> TASK:
Reproduce all entries precisely as they are written.

....

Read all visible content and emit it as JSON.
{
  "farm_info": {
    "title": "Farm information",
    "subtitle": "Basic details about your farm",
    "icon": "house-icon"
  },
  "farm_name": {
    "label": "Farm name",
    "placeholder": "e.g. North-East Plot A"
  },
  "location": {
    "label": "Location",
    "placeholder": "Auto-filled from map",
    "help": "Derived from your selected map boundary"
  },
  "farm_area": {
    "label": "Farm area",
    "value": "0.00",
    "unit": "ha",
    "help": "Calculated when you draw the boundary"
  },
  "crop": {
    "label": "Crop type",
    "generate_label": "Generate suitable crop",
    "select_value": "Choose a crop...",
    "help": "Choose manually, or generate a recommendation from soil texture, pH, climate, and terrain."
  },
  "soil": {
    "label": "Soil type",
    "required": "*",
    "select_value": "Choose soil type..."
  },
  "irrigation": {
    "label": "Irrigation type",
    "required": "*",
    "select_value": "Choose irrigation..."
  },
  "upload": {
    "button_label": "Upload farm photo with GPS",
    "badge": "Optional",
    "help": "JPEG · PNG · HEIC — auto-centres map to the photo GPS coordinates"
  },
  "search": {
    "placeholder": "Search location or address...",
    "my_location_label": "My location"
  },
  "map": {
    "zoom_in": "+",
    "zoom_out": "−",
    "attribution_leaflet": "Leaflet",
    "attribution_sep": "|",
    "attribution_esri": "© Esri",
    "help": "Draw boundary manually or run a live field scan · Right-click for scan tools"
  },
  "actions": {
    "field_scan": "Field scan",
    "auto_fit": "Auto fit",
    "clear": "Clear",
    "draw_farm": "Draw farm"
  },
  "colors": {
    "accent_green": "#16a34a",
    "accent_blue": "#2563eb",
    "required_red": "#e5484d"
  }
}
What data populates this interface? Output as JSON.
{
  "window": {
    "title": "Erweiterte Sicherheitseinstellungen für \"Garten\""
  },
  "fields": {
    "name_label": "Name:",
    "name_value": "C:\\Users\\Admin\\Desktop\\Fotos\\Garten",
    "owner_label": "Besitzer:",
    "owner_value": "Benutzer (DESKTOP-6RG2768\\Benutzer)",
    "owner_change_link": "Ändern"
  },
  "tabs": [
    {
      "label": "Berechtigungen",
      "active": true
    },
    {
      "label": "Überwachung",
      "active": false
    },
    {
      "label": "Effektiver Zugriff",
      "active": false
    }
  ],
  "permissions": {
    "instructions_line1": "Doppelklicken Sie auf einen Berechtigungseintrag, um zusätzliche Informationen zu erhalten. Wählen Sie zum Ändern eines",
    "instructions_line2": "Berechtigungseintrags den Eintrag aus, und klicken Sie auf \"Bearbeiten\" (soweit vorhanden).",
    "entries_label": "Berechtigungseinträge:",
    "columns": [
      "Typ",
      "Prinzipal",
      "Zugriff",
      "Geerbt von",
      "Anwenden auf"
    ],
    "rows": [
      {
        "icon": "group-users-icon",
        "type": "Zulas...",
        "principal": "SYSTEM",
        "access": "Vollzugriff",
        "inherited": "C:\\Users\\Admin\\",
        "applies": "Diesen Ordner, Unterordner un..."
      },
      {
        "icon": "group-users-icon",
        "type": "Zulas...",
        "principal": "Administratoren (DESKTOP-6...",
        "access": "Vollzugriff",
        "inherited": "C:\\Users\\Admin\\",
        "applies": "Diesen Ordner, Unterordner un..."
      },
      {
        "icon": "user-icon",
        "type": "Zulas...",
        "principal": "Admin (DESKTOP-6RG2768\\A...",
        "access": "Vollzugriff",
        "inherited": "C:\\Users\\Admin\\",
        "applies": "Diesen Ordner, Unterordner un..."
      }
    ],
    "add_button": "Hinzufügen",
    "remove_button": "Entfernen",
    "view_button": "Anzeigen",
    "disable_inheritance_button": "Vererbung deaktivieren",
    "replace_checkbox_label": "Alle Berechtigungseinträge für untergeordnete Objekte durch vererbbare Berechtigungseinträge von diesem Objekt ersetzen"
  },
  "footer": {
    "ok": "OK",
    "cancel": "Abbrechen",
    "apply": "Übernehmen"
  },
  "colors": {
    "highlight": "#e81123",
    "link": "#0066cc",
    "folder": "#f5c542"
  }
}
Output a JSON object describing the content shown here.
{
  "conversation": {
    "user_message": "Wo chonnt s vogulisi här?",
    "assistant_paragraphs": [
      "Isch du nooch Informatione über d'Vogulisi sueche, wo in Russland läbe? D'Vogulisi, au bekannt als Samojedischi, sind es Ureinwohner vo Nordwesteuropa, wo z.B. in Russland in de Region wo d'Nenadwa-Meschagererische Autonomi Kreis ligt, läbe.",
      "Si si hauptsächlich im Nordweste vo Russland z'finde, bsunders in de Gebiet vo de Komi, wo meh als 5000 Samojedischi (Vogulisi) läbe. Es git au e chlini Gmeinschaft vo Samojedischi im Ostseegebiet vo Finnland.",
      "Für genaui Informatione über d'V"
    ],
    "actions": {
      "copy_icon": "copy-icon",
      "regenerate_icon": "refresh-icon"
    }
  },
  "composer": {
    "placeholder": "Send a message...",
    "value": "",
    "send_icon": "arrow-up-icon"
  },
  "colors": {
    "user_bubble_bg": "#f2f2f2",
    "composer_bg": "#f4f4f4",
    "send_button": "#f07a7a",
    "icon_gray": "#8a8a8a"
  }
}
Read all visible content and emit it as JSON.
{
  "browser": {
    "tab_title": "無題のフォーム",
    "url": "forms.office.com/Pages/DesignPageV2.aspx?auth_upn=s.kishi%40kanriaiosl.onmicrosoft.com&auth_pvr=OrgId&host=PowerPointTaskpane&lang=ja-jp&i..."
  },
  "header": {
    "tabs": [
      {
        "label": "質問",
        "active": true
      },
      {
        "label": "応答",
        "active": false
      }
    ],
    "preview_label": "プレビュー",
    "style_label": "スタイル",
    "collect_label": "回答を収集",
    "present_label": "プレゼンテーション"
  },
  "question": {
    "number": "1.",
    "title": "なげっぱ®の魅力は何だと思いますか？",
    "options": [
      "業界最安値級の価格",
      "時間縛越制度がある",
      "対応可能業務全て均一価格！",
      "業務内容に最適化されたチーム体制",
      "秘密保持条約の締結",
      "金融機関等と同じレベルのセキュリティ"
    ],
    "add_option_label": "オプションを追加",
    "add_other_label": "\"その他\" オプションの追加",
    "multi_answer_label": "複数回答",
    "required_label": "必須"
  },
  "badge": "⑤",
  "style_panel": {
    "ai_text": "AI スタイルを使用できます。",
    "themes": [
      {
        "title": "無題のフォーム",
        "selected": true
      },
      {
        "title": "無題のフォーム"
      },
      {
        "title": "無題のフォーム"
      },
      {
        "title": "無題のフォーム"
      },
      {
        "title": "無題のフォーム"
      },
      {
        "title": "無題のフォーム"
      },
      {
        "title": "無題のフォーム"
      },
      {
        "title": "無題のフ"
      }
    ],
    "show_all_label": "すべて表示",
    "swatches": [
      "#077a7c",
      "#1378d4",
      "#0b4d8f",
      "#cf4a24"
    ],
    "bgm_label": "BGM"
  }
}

....

> FINAL ANSWER:
Read all visible content and emit it as JSON.
{
  "farm_info": {
    "title": "Farm information",
    "subtitle": "Basic details about your farm",
    "icon": "house-icon"
  },
  "farm_name": {
    "label": "Farm name",
    "placeholder": "e.g. North-East Plot A"
  },
  "location": {
    "label": "Location",
    "placeholder": "Auto-filled from map",
    "help": "Derived from your selected map boundary"
  },
  "farm_area": {
    "label": "Farm area",
    "value": "0.00",
    "unit": "ha",
    "help": "Calculated when you draw the boundary"
  },
  "crop": {
    "label": "Crop type",
    "generate_label": "Generate suitable crop",
    "select_value": "Choose a crop...",
    "help": "Choose manually, or generate a recommendation from soil texture, pH, climate, and terrain."
  },
  "soil": {
    "label": "Soil type",
    "required": "*",
    "select_value": "Choose soil type..."
  },
  "irrigation": {
    "label": "Irrigation type",
    "required": "*",
    "select_value": "Choose irrigation..."
  },
  "upload": {
    "button_label": "Upload farm photo with GPS",
    "badge": "Optional",
    "help": "JPEG · PNG · HEIC — auto-centres map to the photo GPS coordinates"
  },
  "search": {
    "placeholder": "Search location or address...",
    "my_location_label": "My location"
  },
  "map": {
    "zoom_in": "+",
    "zoom_out": "−",
    "attribution_leaflet": "Leaflet",
    "attribution_sep": "|",
    "attribution_esri": "© Esri",
    "help": "Draw boundary manually or run a live field scan · Right-click for scan tools"
  },
  "actions": {
    "field_scan": "Field scan",
    "auto_fit": "Auto fit",
    "clear": "Clear",
    "draw_farm": "Draw farm"
  },
  "colors": {
    "accent_green": "#16a34a",
    "accent_blue": "#2563eb",
    "required_red": "#e5484d"
  }
}
What data populates this interface? Output as JSON.
{
  "window": {
    "title": "Erweiterte Sicherheitseinstellungen für \"Garten\""
  },
  "fields": {
    "name_label": "Name:",
    "name_value": "C:\\Users\\Admin\\Desktop\\Fotos\\Garten",
    "owner_label": "Besitzer:",
    "owner_value": "Benutzer (DESKTOP-6RG2768\\Benutzer)",
    "owner_change_link": "Ändern"
  },
  "tabs": [
    {
      "label": "Berechtigungen",
      "active": true
    },
    {
      "label": "Überwachung",
      "active": false
    },
    {
      "label": "Effektiver Zugriff",
      "active": false
    }
  ],
  "permissions": {
    "instructions_line1": "Doppelklicken Sie auf einen Berechtigungseintrag, um zusätzliche Informationen zu erhalten. Wählen Sie zum Ändern eines",
    "instructions_line2": "Berechtigungseintrags den Eintrag aus, und klicken Sie auf \"Bearbeiten\" (soweit vorhanden).",
    "entries_label": "Berechtigungseinträge:",
    "columns": [
      "Typ",
      "Prinzipal",
      "Zugriff",
      "Geerbt von",
      "Anwenden auf"
    ],
    "rows": [
      {
        "icon": "group-users-icon",
        "type": "Zulas...",
        "principal": "SYSTEM",
        "access": "Vollzugriff",
        "inherited": "C:\\Users\\Admin\\",
        "applies": "Diesen Ordner, Unterordner un..."
      },
      {
        "icon": "group-users-icon",
        "type": "Zulas...",
        "principal": "Administratoren (DESKTOP-6...",
        "access": "Vollzugriff",
        "inherited": "C:\\Users\\Admin\\",
        "applies": "Diesen Ordner, Unterordner un..."
      },
      {
        "icon": "user-icon",
        "type": "Zulas...",
        "principal": "Admin (DESKTOP-6RG2768\\A...",
        "access": "Vollzugriff",
        "inherited": "C:\\Users\\Admin\\",
        "applies": "Diesen Ordner, Unterordner un..."
      }
    ],
    "add_button": "Hinzufügen",
    "remove_button": "Entfernen",
    "view_button": "Anzeigen",
    "disable_inheritance_button": "Vererbung deaktivieren",
    "replace_checkbox_label": "Alle Berechtigungseinträge für untergeordnete Objekte durch vererbbare Berechtigungseinträge von diesem Objekt ersetzen"
  },
  "footer": {
    "ok": "OK",
    "cancel": "Abbrechen",
    "apply": "Übernehmen"
  },
  "colors": {
    "highlight": "#e81123",
    "link": "#0066cc",
    "folder": "#f5c542"
  }
}
Output a JSON object describing the content shown here.
{
  "conversation": {
    "user_message": "Wo chonnt s vogulisi här?",
    "assistant_paragraphs": [
      "Isch du nooch Informatione über d'Vogulisi sueche, wo in Russland läbe? D'Vogulisi, au bekannt als Samojedischi, sind es Ureinwohner vo Nordwesteuropa, wo z.B. in Russland in de Region wo d'Nenadwa-Meschagererische Autonomi Kreis ligt, läbe.",
      "Si si hauptsächlich im Nordweste vo Russland z'finde, bsunders in de Gebiet vo de Komi, wo meh als 5000 Samojedischi (Vogulisi) läbe. Es git au e chlini Gmeinschaft vo Samojedischi im Ostseegebiet vo Finnland.",
      "Für genaui Informatione über d'V"
    ],
    "actions": {
      "copy_icon": "copy-icon",
      "regenerate_icon": "refresh-icon"
    }
  },
  "composer": {
    "placeholder": "Send a message...",
    "value": "",
    "send_icon": "arrow-up-icon"
  },
  "colors": {
    "user_bubble_bg": "#f2f2f2",
    "composer_bg": "#f4f4f4",
    "send_button": "#f07a7a",
    "icon_gray": "#8a8a8a"
  }
}
Read all visible content and emit it as JSON.
{
  "browser": {
    "tab_title": "無題のフォーム",
    "url": "forms.office.com/Pages/DesignPageV2.aspx?auth_upn=s.kishi%40kanriaiosl.onmicrosoft.com&auth_pvr=OrgId&host=PowerPointTaskpane&lang=ja-jp&i..."
  },
  "header": {
    "tabs": [
      {
        "label": "質問",
        "active": true
      },
      {
        "label": "応答",
        "active": false
      }
    ],
    "preview_label": "プレビュー",
    "style_label": "スタイル",
    "collect_label": "回答を収集",
    "present_label": "プレゼンテーション"
  },
  "question": {
    "number": "1.",
    "title": "なげっぱ®の魅力は何だと思いますか？",
    "options": [
      "業界最安値級の価格",
      "時間縛越制度がある",
      "対応可能業務全て均一価格！",
      "業務内容に最適化されたチーム体制",
      "秘密保持条約の締結",
      "金融機関等と同じレベルのセキュリティ"
    ],
    "add_option_label": "オプションを追加",
    "add_other_label": "\"その他\" オプションの追加",
    "multi_answer_label": "複数回答",
    "required_label": "必須"
  },
  "badge": "⑤",
  "style_panel": {
    "ai_text": "AI スタイルを使用できます。",
    "themes": [
      {
        "title": "無題のフォーム",
        "selected": true
      },
      {
        "title": "無題のフォーム"
      },
      {
        "title": "無題のフォーム"
      },
      {
        "title": "無題のフォーム"
      },
      {
        "title": "無題のフォーム"
      },
      {
        "title": "無題のフォーム"
      },
      {
        "title": "無題のフォーム"
      },
      {
        "title": "無題のフ"
      }
    ],
    "show_all_label": "すべて表示",
    "swatches": [
      "#077a7c",
      "#1378d4",
      "#0b4d8f",
      "#cf4a24"
    ],
    "bgm_label": "BGM"
  }
}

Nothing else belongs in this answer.